### MATERIAL
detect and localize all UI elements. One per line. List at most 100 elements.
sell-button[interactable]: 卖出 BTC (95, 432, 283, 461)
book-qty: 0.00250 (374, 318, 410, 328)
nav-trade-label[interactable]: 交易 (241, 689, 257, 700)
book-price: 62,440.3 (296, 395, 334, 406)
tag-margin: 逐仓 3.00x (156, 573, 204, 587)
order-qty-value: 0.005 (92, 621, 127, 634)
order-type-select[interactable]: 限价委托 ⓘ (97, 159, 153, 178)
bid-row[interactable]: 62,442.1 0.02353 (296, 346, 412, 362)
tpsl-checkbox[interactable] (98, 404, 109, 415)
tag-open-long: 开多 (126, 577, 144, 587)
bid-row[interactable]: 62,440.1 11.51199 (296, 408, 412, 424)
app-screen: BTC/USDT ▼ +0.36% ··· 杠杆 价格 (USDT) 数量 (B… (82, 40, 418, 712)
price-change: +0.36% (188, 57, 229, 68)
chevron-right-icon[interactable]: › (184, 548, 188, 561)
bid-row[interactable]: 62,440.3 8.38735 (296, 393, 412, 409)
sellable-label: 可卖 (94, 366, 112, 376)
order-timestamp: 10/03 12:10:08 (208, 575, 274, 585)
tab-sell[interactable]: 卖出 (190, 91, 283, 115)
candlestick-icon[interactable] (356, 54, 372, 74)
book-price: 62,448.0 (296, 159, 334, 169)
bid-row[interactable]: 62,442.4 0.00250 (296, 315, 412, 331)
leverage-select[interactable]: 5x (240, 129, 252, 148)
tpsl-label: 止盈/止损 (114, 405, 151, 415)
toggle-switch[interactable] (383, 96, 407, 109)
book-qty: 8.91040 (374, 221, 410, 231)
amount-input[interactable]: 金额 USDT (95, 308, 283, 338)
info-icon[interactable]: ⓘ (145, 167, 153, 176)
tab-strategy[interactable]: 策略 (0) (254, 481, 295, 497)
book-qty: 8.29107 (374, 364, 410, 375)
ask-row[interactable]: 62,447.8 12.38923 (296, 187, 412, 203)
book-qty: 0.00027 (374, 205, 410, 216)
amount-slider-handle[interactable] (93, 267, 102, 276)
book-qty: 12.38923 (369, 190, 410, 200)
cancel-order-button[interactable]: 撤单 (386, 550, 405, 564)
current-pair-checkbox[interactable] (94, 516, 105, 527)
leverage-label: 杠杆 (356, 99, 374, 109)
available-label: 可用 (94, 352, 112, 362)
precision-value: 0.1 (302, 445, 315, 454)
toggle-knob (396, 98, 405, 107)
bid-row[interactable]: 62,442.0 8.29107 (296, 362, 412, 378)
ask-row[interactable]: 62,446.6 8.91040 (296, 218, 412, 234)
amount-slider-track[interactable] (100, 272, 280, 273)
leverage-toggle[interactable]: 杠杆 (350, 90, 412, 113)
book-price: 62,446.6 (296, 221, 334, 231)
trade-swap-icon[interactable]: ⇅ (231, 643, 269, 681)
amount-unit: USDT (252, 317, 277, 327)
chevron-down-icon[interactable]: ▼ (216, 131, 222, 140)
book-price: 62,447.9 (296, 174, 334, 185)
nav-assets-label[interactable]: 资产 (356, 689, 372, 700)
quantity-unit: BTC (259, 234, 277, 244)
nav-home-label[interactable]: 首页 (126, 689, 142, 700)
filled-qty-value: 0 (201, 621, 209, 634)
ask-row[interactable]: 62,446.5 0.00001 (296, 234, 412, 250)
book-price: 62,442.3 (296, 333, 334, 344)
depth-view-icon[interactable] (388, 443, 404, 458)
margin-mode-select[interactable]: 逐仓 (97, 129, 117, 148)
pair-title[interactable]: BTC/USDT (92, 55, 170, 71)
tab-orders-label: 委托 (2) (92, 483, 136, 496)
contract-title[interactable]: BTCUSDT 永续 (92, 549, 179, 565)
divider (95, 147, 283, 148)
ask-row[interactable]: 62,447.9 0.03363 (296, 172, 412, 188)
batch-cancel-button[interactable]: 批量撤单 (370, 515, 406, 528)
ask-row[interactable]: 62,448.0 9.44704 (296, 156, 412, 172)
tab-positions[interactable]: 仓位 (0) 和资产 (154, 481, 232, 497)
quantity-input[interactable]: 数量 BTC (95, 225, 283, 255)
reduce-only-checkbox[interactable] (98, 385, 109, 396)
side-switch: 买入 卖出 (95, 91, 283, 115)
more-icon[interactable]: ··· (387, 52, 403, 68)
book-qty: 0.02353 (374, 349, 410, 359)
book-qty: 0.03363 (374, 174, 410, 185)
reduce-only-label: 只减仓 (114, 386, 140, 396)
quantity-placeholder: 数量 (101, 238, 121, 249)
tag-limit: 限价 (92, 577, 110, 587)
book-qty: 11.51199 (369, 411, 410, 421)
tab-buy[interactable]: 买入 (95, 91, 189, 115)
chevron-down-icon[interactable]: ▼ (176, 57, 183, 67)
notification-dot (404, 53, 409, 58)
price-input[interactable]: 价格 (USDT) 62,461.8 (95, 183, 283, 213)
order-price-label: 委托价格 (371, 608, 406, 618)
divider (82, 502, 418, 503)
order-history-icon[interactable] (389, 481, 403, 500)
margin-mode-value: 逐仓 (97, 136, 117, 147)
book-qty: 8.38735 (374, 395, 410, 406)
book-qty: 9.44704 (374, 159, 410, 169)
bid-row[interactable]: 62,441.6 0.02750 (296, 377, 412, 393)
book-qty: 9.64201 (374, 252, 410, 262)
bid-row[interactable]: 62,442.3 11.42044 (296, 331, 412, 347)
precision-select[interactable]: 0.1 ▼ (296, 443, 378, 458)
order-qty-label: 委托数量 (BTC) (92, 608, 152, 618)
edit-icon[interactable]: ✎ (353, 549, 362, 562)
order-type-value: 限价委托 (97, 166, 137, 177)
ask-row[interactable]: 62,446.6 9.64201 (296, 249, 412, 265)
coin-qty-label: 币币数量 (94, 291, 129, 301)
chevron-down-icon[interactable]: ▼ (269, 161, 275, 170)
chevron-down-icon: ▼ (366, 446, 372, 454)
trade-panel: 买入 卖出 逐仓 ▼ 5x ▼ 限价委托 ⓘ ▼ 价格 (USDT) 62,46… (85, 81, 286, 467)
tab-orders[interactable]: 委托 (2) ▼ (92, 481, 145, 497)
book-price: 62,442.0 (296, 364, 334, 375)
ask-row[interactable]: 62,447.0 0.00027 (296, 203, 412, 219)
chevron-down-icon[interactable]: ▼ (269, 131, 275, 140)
######
* EXERCISE INSTRUCTIONS
Starting at the first line of the records and stopping after the line that has "chevron-right-icon[interactable]: › (184, 548, 188, 561)", can you lay out those lines as a JSON list of strings, one string per line, with blank lines left out?

* EXERCISE SOLUTION
[
  "detect and localize all UI elements. One per line. List at most 100 elements.",
  "sell-button[interactable]: 卖出 BTC (95, 432, 283, 461)",
  "book-qty: 0.00250 (374, 318, 410, 328)",
  "nav-trade-label[interactable]: 交易 (241, 689, 257, 700)",
  "book-price: 62,440.3 (296, 395, 334, 406)",
  "tag-margin: 逐仓 3.00x (156, 573, 204, 587)",
  "order-qty-value: 0.005 (92, 621, 127, 634)",
  "order-type-select[interactable]: 限价委托 ⓘ (97, 159, 153, 178)",
  "bid-row[interactable]: 62,442.1 0.02353 (296, 346, 412, 362)",
  "tpsl-checkbox[interactable] (98, 404, 109, 415)",
  "tag-open-long: 开多 (126, 577, 144, 587)",
  "bid-row[interactable]: 62,440.1 11.51199 (296, 408, 412, 424)",
  "app-screen: BTC/USDT ▼ +0.36% ··· 杠杆 价格 (USDT) 数量 (B… (82, 40, 418, 712)",
  "price-change: +0.36% (188, 57, 229, 68)",
  "chevron-right-icon[interactable]: › (184, 548, 188, 561)"
]